Stated goal:
In the records that follow, locate every line with "there" and extract it.
::: Material shown
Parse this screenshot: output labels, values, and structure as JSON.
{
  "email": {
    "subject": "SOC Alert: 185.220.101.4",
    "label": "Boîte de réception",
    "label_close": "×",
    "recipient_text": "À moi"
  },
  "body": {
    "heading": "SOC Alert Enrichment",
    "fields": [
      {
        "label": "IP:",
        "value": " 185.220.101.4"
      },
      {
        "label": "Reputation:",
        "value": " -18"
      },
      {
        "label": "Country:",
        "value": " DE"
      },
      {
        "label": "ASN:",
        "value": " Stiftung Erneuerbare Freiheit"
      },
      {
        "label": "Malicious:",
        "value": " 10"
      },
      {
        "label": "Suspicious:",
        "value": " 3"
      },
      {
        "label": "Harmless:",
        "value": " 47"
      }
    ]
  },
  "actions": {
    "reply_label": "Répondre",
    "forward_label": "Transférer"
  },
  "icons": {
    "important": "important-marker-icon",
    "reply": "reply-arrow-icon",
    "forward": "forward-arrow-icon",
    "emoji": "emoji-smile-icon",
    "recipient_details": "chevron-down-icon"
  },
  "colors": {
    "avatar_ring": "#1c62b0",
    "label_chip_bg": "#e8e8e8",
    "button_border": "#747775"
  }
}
::::::
::: Material shown
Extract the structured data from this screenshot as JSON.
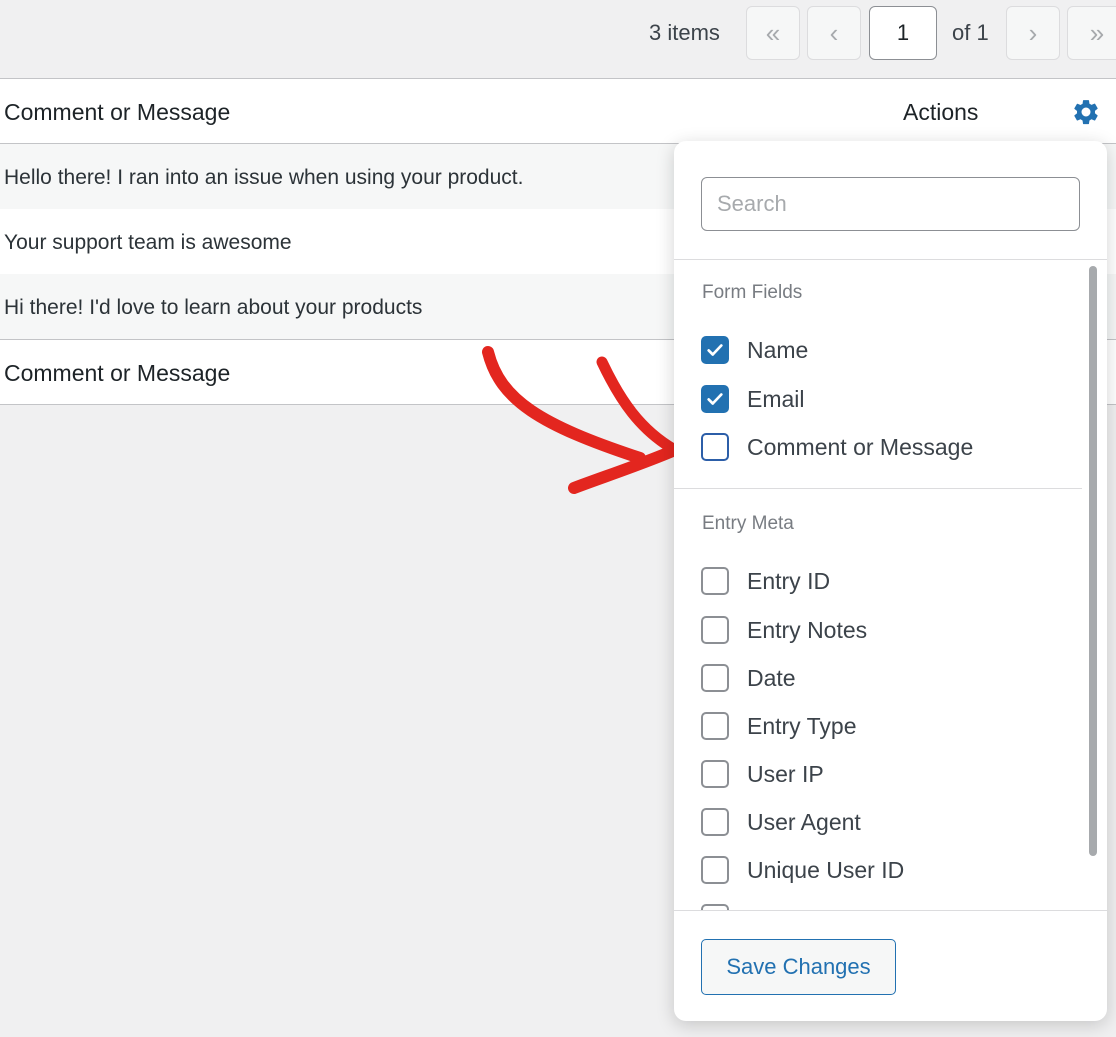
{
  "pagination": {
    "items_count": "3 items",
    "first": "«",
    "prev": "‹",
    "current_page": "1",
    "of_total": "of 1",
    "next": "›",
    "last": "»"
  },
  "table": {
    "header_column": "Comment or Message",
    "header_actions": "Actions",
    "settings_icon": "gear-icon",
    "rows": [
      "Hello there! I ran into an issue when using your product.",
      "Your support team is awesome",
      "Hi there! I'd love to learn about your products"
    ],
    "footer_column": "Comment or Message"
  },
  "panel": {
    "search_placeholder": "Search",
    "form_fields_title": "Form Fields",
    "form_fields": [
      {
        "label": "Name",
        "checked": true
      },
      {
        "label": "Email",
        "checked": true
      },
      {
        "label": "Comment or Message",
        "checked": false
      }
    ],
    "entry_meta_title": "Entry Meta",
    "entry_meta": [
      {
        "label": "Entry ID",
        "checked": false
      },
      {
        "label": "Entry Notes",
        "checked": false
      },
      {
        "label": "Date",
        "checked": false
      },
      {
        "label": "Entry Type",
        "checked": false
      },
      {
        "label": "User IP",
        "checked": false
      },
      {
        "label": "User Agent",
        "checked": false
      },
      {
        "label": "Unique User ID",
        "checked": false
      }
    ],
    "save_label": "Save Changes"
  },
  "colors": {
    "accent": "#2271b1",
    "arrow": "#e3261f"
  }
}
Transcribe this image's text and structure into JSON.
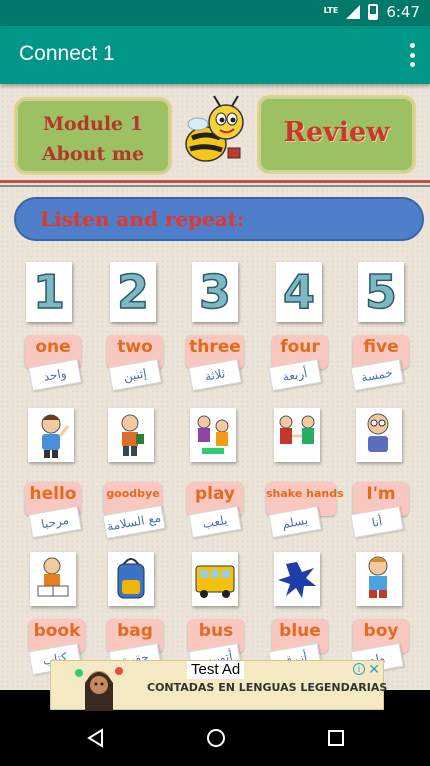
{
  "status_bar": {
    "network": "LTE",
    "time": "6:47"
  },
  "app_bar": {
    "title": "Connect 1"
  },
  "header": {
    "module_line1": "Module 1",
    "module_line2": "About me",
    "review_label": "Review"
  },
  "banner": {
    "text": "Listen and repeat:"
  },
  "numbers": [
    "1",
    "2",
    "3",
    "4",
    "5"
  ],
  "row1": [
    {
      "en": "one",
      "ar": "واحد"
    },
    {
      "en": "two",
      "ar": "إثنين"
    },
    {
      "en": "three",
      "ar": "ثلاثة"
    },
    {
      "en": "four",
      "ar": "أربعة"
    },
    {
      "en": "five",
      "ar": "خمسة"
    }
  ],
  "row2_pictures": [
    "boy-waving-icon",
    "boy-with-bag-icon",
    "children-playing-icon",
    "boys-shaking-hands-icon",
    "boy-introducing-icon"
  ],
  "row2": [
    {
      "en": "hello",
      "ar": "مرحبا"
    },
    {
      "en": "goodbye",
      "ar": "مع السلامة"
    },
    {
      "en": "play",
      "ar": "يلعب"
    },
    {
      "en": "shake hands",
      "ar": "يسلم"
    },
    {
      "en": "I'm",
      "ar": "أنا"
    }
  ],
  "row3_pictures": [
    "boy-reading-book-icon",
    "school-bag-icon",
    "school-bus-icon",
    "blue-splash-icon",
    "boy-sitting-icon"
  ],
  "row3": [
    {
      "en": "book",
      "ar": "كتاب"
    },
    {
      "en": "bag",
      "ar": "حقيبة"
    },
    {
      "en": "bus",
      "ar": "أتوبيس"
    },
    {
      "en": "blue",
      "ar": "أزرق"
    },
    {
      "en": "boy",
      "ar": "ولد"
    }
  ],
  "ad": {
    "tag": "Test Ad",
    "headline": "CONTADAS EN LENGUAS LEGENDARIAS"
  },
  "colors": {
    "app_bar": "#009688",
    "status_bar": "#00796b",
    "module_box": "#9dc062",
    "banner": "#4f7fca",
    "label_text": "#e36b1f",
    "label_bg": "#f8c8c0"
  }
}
::::::
::: Material shown
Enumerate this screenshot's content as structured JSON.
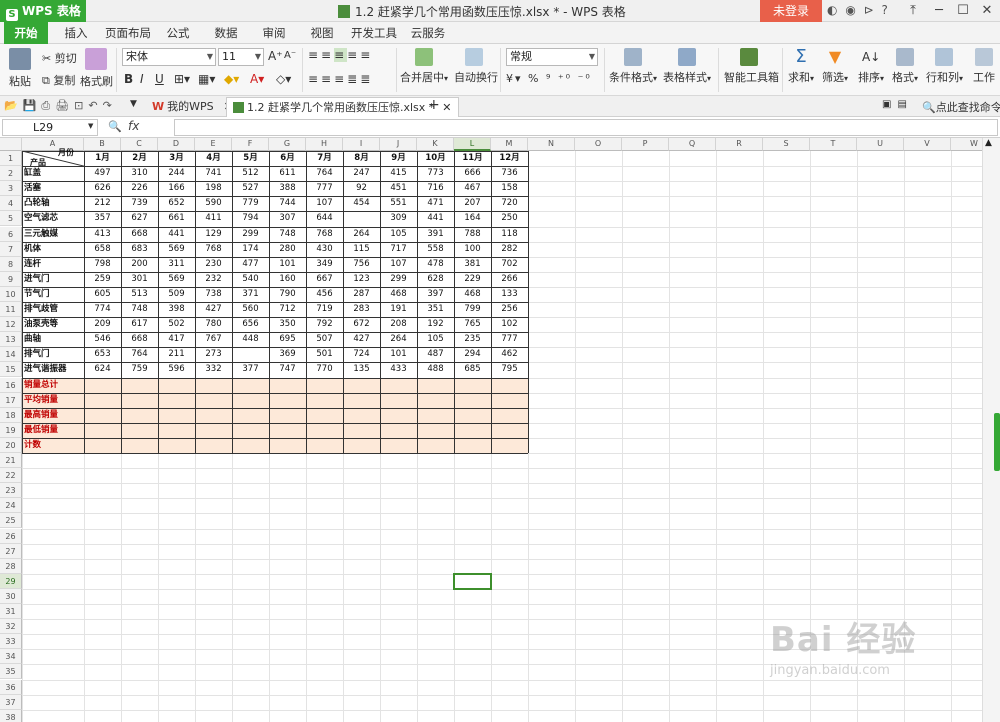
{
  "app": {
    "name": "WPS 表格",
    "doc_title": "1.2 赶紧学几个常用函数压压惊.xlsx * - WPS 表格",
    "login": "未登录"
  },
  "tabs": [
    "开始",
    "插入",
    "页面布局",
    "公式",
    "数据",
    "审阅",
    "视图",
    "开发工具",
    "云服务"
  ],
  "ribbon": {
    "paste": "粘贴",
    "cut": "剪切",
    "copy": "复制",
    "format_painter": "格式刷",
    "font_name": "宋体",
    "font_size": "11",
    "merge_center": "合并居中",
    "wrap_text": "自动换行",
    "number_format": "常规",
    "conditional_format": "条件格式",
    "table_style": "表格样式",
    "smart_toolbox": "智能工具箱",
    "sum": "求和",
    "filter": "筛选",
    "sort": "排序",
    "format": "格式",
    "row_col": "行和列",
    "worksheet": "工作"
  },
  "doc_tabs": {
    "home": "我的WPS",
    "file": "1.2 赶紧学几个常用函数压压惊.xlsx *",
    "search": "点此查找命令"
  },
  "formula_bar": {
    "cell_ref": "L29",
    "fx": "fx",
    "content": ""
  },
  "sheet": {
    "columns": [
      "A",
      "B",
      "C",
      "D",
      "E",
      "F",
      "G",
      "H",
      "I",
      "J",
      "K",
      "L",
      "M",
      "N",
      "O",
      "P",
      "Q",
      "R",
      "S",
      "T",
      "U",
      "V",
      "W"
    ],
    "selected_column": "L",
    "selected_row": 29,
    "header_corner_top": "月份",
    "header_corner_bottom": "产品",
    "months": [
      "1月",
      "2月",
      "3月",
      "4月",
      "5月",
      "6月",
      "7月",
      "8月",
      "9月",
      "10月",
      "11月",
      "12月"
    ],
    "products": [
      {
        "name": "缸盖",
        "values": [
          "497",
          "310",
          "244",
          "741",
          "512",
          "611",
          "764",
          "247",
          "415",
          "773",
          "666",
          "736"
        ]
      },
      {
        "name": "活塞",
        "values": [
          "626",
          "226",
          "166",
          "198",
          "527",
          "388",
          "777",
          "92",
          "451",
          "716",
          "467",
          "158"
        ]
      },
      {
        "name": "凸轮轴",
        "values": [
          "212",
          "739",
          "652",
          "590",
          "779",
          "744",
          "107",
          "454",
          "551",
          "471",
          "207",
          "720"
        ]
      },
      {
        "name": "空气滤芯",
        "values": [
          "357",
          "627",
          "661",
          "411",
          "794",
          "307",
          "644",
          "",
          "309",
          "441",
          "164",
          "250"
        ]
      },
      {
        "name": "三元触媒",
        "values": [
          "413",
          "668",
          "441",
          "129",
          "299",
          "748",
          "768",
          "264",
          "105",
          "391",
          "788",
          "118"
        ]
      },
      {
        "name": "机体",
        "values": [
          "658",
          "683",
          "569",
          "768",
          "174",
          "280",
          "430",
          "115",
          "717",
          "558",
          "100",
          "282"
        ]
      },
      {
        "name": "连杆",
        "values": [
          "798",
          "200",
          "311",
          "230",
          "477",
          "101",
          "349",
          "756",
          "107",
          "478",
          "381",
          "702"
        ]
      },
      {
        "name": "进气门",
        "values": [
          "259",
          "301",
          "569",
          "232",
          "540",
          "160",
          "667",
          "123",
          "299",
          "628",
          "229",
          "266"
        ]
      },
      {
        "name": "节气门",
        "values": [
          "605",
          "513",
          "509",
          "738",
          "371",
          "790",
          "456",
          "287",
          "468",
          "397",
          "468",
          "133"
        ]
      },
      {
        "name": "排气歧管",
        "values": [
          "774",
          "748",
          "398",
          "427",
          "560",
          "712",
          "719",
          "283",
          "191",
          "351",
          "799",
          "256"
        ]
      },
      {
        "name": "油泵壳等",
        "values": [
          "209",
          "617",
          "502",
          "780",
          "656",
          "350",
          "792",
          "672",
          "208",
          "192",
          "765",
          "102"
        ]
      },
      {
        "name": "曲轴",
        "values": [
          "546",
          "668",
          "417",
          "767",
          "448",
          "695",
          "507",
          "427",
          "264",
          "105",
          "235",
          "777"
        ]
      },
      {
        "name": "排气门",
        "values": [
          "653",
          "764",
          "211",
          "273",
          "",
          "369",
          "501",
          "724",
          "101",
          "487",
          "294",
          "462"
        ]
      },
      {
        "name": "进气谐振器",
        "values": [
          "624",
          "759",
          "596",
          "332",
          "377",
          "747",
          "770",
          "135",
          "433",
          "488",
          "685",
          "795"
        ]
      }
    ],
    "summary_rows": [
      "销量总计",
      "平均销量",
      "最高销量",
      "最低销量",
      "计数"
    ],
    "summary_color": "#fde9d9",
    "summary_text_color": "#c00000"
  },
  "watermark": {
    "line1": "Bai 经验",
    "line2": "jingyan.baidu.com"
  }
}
::::::
Result for this exercise:
      "Hello there! I ran into an issue when using your product.",
      "Hi there! I'd love to learn about your products"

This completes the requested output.